- _What you will do_: Each record should be set down again so that it matches the original exactly.

[Website and app data records]
++++++++

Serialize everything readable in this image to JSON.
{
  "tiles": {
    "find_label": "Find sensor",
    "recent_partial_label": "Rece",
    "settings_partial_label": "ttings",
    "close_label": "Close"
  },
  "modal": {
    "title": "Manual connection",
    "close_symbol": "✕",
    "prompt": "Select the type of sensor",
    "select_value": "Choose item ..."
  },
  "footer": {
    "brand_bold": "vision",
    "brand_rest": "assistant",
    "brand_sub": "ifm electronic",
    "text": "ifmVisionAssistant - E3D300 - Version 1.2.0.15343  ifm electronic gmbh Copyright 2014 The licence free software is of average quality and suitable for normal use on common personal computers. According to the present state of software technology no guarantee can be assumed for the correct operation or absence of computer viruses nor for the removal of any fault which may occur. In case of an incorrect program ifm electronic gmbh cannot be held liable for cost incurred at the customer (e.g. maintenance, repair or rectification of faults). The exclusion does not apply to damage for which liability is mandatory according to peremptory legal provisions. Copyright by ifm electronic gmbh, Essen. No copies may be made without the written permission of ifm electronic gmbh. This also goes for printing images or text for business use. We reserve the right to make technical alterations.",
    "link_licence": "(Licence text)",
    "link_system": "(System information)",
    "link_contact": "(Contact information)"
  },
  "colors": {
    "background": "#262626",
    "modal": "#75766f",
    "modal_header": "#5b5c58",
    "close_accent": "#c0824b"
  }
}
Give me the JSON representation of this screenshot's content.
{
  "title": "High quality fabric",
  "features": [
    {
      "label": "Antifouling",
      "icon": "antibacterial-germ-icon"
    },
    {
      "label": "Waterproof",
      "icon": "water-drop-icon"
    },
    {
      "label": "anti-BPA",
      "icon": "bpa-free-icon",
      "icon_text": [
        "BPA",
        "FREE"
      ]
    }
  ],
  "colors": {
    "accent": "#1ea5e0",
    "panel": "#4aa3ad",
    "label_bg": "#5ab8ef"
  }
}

++++++++

- _Result_:
Serialize everything readable in this image to JSON.
{
  "tiles": {
    "find_label": "Find sensor",
    "recent_partial_label": "Rece",
    "settings_partial_label": "ttings",
    "close_label": "Close"
  },
  "modal": {
    "title": "Manual connection",
    "close_symbol": "✕",
    "prompt": "Select the type of sensor",
    "select_value": "Choose item ..."
  },
  "footer": {
    "brand_bold": "vision",
    "brand_rest": "assistant",
    "brand_sub": "ifm electronic",
    "text": "ifmVisionAssistant - E3D300 - Version 1.2.0.15343  ifm electronic gmbh Copyright 2014 The licence free software is of average quality and suitable for normal use on common personal computers. According to the present state of software technology no guarantee can be assumed for the correct operation or absence of computer viruses nor for the removal of any fault which may occur. In case of an incorrect program ifm electronic gmbh cannot be held liable for cost incurred at the customer (e.g. maintenance, repair or rectification of faults). The exclusion does not apply to damage for which liability is mandatory according to peremptory legal provisions. Copyright by ifm electronic gmbh, Essen. No copies may be made without the written permission of ifm electronic gmbh. This also goes for printing images or text for business use. We reserve the right to make technical alterations.",
    "link_licence": "(Licence text)",
    "link_system": "(System information)",
    "link_contact": "(Contact information)"
  },
  "colors": {
    "background": "#262626",
    "modal": "#75766f",
    "modal_header": "#5b5c58",
    "close_accent": "#c0824b"
  }
}
Give me the JSON representation of this screenshot's content.
{
  "title": "High quality fabric",
  "features": [
    {
      "label": "Antifouling",
      "icon": "antibacterial-germ-icon"
    },
    {
      "label": "Waterproof",
      "icon": "water-drop-icon"
    },
    {
      "label": "anti-BPA",
      "icon": "bpa-free-icon",
      "icon_text": [
        "BPA",
        "FREE"
      ]
    }
  ],
  "colors": {
    "accent": "#1ea5e0",
    "panel": "#4aa3ad",
    "label_bg": "#5ab8ef"
  }
}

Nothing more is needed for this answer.